_EXCERPTED DATA_:

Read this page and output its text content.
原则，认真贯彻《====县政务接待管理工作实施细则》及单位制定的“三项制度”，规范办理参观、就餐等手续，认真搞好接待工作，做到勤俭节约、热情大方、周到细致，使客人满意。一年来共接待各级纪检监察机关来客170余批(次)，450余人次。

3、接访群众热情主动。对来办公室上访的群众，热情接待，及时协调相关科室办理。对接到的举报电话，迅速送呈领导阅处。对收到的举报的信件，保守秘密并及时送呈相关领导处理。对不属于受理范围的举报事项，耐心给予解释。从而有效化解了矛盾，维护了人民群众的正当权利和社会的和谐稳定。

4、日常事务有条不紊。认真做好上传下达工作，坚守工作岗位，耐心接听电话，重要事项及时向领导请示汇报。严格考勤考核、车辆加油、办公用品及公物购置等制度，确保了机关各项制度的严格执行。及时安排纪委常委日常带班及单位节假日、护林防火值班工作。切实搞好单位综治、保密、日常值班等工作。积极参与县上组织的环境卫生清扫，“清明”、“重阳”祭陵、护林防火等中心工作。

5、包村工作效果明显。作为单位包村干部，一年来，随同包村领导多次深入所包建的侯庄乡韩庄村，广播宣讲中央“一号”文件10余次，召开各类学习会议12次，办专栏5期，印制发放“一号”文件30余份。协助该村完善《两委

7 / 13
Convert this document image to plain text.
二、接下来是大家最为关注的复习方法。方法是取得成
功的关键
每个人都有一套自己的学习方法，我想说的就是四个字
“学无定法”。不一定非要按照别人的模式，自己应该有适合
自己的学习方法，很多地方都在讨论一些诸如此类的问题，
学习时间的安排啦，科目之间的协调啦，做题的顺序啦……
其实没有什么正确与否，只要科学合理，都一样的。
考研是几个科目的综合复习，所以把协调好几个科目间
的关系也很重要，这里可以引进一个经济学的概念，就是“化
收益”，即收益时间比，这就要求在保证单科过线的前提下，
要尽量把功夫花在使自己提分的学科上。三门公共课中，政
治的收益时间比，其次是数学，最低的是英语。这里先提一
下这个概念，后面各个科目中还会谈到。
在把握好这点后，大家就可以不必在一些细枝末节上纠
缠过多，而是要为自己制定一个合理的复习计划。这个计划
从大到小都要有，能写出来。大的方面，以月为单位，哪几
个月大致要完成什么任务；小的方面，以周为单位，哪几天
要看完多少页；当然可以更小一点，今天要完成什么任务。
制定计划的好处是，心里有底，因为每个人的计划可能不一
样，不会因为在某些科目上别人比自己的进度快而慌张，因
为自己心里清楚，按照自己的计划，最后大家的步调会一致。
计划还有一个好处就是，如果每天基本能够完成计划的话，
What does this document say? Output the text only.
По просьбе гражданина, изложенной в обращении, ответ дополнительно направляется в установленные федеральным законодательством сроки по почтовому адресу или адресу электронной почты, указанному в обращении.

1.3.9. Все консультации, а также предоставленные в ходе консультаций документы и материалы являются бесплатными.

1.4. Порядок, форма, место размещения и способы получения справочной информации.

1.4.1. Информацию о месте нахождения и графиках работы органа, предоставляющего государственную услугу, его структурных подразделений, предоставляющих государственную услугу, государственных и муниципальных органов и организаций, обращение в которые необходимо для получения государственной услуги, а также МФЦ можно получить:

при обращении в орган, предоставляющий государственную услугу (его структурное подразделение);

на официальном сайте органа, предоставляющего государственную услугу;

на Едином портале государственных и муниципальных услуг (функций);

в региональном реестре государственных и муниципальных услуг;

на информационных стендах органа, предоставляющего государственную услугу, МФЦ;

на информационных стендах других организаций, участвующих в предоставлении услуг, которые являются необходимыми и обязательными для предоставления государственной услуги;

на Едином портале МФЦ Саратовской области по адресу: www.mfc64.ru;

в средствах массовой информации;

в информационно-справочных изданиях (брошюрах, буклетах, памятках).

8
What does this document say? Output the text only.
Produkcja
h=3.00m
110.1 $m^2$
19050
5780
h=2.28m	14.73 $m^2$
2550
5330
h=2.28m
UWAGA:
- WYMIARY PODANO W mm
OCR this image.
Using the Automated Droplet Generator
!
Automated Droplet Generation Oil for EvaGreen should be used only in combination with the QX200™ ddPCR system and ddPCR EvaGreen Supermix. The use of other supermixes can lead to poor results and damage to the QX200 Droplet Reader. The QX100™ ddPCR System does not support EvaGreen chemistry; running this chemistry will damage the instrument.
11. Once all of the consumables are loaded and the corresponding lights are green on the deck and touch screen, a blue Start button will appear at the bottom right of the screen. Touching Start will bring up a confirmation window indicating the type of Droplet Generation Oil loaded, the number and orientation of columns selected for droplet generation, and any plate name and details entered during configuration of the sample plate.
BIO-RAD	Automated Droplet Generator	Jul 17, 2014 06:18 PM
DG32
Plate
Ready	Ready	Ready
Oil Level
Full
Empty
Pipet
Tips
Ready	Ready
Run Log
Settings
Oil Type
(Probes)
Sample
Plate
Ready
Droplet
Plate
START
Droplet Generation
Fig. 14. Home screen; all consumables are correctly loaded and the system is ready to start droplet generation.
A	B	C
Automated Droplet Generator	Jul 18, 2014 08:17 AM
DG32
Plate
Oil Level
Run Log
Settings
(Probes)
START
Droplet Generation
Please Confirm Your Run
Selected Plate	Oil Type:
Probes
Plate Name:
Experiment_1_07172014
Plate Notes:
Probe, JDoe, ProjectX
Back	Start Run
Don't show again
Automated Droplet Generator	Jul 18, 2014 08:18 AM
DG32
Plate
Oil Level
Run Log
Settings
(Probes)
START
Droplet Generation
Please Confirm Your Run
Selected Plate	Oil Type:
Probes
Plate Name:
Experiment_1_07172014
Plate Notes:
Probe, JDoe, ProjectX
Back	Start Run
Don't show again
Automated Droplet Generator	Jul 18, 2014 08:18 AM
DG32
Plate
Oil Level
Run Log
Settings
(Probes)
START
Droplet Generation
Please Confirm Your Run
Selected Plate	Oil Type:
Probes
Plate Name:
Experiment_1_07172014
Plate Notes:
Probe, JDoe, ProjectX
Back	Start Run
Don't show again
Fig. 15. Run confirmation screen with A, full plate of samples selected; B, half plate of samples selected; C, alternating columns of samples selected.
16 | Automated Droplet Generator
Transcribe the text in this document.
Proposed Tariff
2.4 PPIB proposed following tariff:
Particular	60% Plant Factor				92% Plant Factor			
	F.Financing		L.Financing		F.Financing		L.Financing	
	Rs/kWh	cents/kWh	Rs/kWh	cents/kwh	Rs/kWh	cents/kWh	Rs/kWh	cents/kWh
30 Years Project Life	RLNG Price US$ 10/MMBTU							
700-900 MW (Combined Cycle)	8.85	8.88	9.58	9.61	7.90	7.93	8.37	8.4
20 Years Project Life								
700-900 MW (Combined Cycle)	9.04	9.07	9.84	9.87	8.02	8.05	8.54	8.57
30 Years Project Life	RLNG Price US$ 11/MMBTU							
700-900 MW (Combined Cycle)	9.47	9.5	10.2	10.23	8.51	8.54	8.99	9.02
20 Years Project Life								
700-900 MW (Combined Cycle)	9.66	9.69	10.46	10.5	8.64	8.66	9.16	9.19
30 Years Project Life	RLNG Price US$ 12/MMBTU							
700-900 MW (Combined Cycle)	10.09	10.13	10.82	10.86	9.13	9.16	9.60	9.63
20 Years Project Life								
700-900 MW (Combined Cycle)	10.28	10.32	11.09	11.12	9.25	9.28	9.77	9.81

_WHAT IS BEING ASKED_: Go through the records and pull out each line that includes the word "адресу".

_RESULT BELOW_:
По просьбе гражданина, изложенной в обращении, ответ дополнительно направляется в установленные федеральным законодательством сроки по почтовому адресу или адресу электронной почты, указанному в обращении.
на Едином портале МФЦ Саратовской области по адресу: www.mfc64.ru;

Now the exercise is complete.